GIVEN TEXT

____

# moving to the canary islands



## Anyalondon (Apr 30, 2014)

hello hello everyone! 
we are a family from london and we are considering moving to the canary islands (possibly gran canaria) 
I want to open either a small clothes and souvenirs shop or a coffee shop over there and my husband works in the building industry so he could work in the same job over there.
we have 2 kids one girl that is nearly 8 y.o and a little boy that is 8 months.
We are thinking that the lifestyle there could be better for them and they can always return to london for university .
what do you guys think? how is the economy there?
thanks


----------



## 90199 (Mar 21, 2010)

Anyalondon said:


> hello hello everyone!
> we are a family from london and we are considering moving to the canary islands (possibly gran canaria)
> I want to open either a small clothes and souvenirs shop or a coffee shop over there and my husband works in the building industry so he could work in the same job over there.
> we have 2 kids one girl that is nearly 8 y.o and a little boy that is 8 months.
> ...


Over 30% unemployed, to obtain legal permission to reside here, you will have to prove that you have income and health care, you will need to prove this within 90 days. Without Residencia your child will not be able to attend school.

If you have a income in London, better staying there, and holidaying here, things will no doubt get better in the future.


----------



## tammy1202 (Apr 6, 2014)

If the question is: how is the economy? I'm sorry but there is only one answer to that: bad.
To be fair you've not said when you'd be planning to move, but right now things are tough. 
It's not the best time for finding work (especially if you don't speak Spanish) neither is it the most promising time for opening a business. 

If finances are not an issue then go for it, but if you are hoping to support a family of four based on finding work/setting up a business when you get here, the outlook is pretty grim. 

That being said there's always the lucky few that manage to work things out against all odds. And yes I think the lifestyle out here is much better than the UK (in my opinion). Don't give up on the dream it might just be a case of timing.


----------



## Anyalondon (Apr 30, 2014)

uhm doesnt sound too good does it?!
I tough the tourism was strong over there and therefore with a coffee shop or a small bazaar you could have a decent lifestyle...
we are happy in london but the housing cost is just ridiculous and the weather issue is always nagging otherwise london is london....
what are u guys doing over there? are you lot retired enjoying the sun?


----------



## mrypg9 (Apr 26, 2008)

Anyalondon said:


> uhm doesnt sound too good does it?!
> I tough the tourism was strong over there and therefore with a coffee shop or a small bazaar you could have a decent lifestyle...
> we are happy in london but the housing cost is just ridiculous and the weather issue is always nagging otherwise london is london....
> what are u guys doing over there? are you lot retired enjoying the sun?


If you are retired with a good income then life is very enjoyable here. It certainly is for me.
But there is more to the truly good life than 'sun'. It gets cold and it rains here too....
There is a lot of competition in the tourist trade and from what I have read it is the top end of the tourist market that is doing comparably well. Luxury boutique hotels and designer shops are doing better than coffee shops and bazaars.

____

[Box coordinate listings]

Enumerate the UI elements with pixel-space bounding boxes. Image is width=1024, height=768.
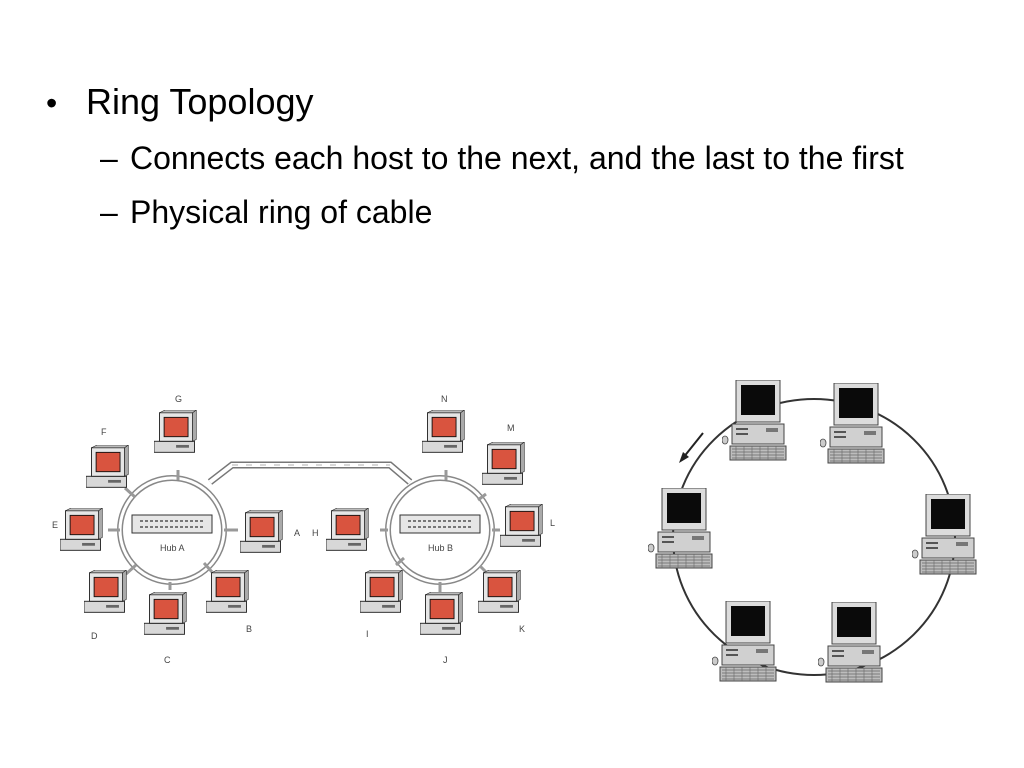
host-label-a: A xyxy=(294,528,300,538)
ring-computer-bottom-right xyxy=(818,602,883,683)
hub-a-label: Hub A xyxy=(160,543,185,553)
sub-item-text: Physical ring of cable xyxy=(130,194,433,230)
host-label-n: N xyxy=(441,394,448,404)
computer-j xyxy=(420,592,463,635)
sub-item-text: Connects each host to the next, and the … xyxy=(130,140,904,176)
sub-item-physical: – Physical ring of cable xyxy=(100,189,986,235)
host-label-h: H xyxy=(312,528,319,538)
hub-b-device xyxy=(399,514,481,534)
host-label-k: K xyxy=(519,624,525,634)
direction-arrow xyxy=(679,432,704,463)
ring-cable xyxy=(672,398,956,676)
ring-computer-right xyxy=(912,494,977,575)
hub-a-device xyxy=(131,514,213,534)
host-label-d: D xyxy=(91,631,98,641)
computer-f xyxy=(86,445,129,488)
bullet-title: Ring Topology xyxy=(86,81,314,122)
bullet-list: • Ring Topology – Connects each host to … xyxy=(46,78,986,235)
computer-l xyxy=(500,504,543,547)
host-label-b: B xyxy=(246,624,252,634)
computer-n xyxy=(422,410,465,453)
host-label-c: C xyxy=(164,655,171,665)
ring-network-diagram xyxy=(648,380,977,683)
sub-item-connects: – Connects each host to the next, and th… xyxy=(100,135,986,181)
hub-network-diagram: Hub A Hub B xyxy=(52,394,555,665)
ring-computer-top-right xyxy=(820,383,885,464)
host-label-f: F xyxy=(101,427,107,437)
dash-marker: – xyxy=(100,140,118,176)
hub-b-label: Hub B xyxy=(428,543,453,553)
host-label-g: G xyxy=(175,394,182,404)
bullet-dot: • xyxy=(46,85,58,121)
dash-marker: – xyxy=(100,194,118,230)
computer-e xyxy=(60,508,103,551)
computer-i xyxy=(360,570,403,613)
ring-computer-left xyxy=(648,488,713,569)
computer-m xyxy=(482,442,525,485)
bullet-ring-topology: • Ring Topology xyxy=(46,78,986,127)
computer-h xyxy=(326,508,369,551)
inter-hub-link xyxy=(207,461,413,485)
computer-b xyxy=(206,570,249,613)
computer-d xyxy=(84,570,127,613)
computer-a xyxy=(240,510,283,553)
host-label-e: E xyxy=(52,520,58,530)
host-label-i: I xyxy=(366,629,369,639)
host-label-l: L xyxy=(550,518,555,528)
ring-computer-top-left xyxy=(722,380,787,461)
computer-g xyxy=(154,410,197,453)
host-label-m: M xyxy=(507,423,515,433)
computer-c xyxy=(144,592,187,635)
host-label-j: J xyxy=(443,655,448,665)
computer-k xyxy=(478,570,521,613)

____

PROMPT 1
In the Canary Islands thread, what industry does the poster from London say her husband works in?
PROMPT 2
Please copy out everything in the Canary Islands thread from "# moving to" down to "for university .".
PROMPT 3
Pick up the Canary Islands thread where it stops and keep it going.

WRITTEN ANSWER 1
He works in the building industry.

WRITTEN ANSWER 2
# moving to the canary islands



## Anyalondon (Apr 30, 2014)

hello hello everyone! 
we are a family from london and we are considering moving to the canary islands (possibly gran canaria) 
I want to open either a small clothes and souvenirs shop or a coffee shop over there and my husband works in the building industry so he could work in the same job over there.
we have 2 kids one girl that is nearly 8 y.o and a little boy that is 8 months.
We are thinking that the lifestyle there could be better for them and they can always return to london for university .

WRITTEN ANSWER 3
People with money have done well out of the recession and can afford to spend.


----------



## maxd (Mar 22, 2009)

The Canary Islands does not really get cold. I have been in shorts and flip flops since January when we arrived.

The best way to live here is have a web based job that pays London wages or UK wages. My neigbour is an accountant, she goes back to the UK 4 times for meetings otherwise everything else is done via the web. They have a great life.

I have a company I control online, usually talking to managers etc about what the plans are and solving problems.

As for working here, my other neighbour left, a French guy, moved back to work for his father's factory in Morocco as he said the only work he could get here is being a supervisor or 1200 eur a month. Apparently he would love to come back.

So be smart, get UK Clients or have a business that you can work from anywhere with an international client base. A coffee shop/bar/restaurant are the usual dumb ideas and require long hours for not much money unless you invest in a swanky place that could become a hotspot but for that you need to be savvy.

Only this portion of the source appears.